# Goal of the exercise
Output the entries below exactly as written, omitting pictures.

# Exercise input
· · · · ·

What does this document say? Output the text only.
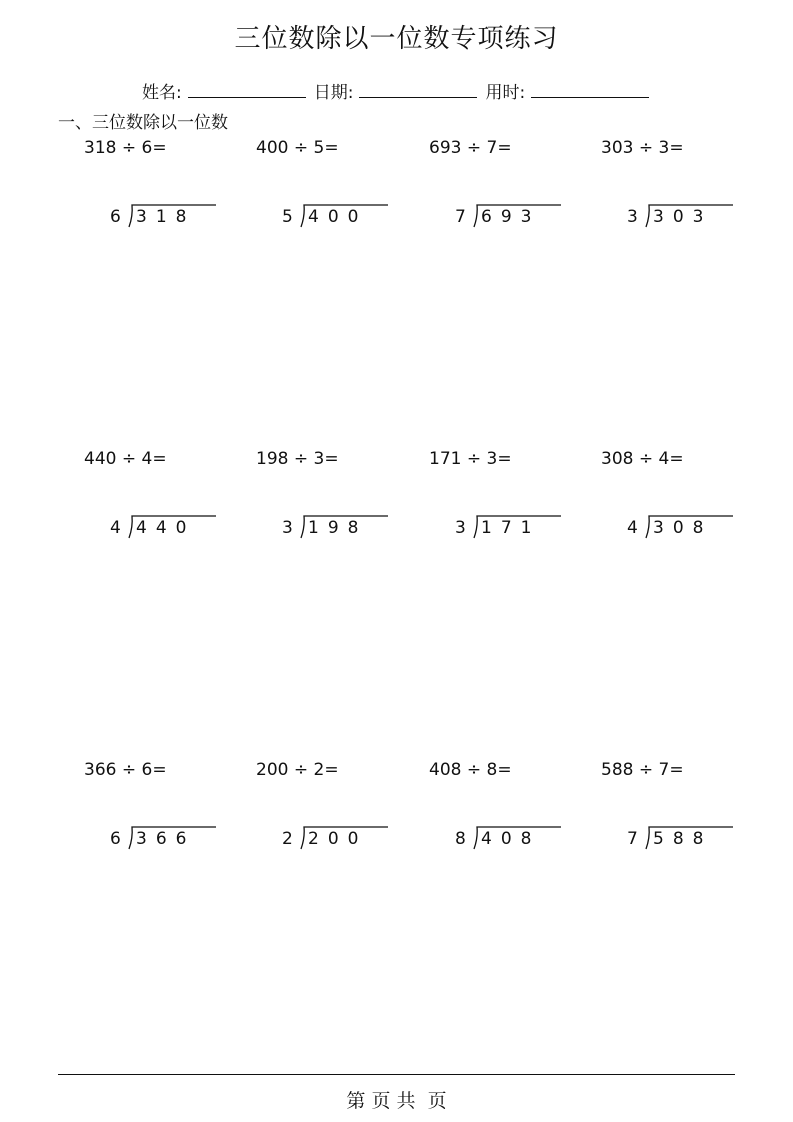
三位数除以一位数专项练习
姓名:	日期:	用时:
一、三位数除以一位数
318 ÷ 6=
6 318
400 ÷ 5=
5 400
693 ÷ 7=
7 693
303 ÷ 3=
3 303
440 ÷ 4=
4 440
198 ÷ 3=
3 198
171 ÷ 3=
3 171
308 ÷ 4=
4 308
366 ÷ 6=
6 366
200 ÷ 2=
2 200
408 ÷ 8=
8 408
588 ÷ 7=
7 588
第 页 共  页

· · · · ·

# Right answer
What does this document say? Output the text only.
三位数除以一位数专项练习
姓名:	日期:	用时:
一、三位数除以一位数
318 ÷ 6=
6 318
400 ÷ 5=
5 400
693 ÷ 7=
7 693
303 ÷ 3=
3 303
440 ÷ 4=
4 440
198 ÷ 3=
3 198
171 ÷ 3=
3 171
308 ÷ 4=
4 308
366 ÷ 6=
6 366
200 ÷ 2=
2 200
408 ÷ 8=
8 408
588 ÷ 7=
7 588
第 页 共  页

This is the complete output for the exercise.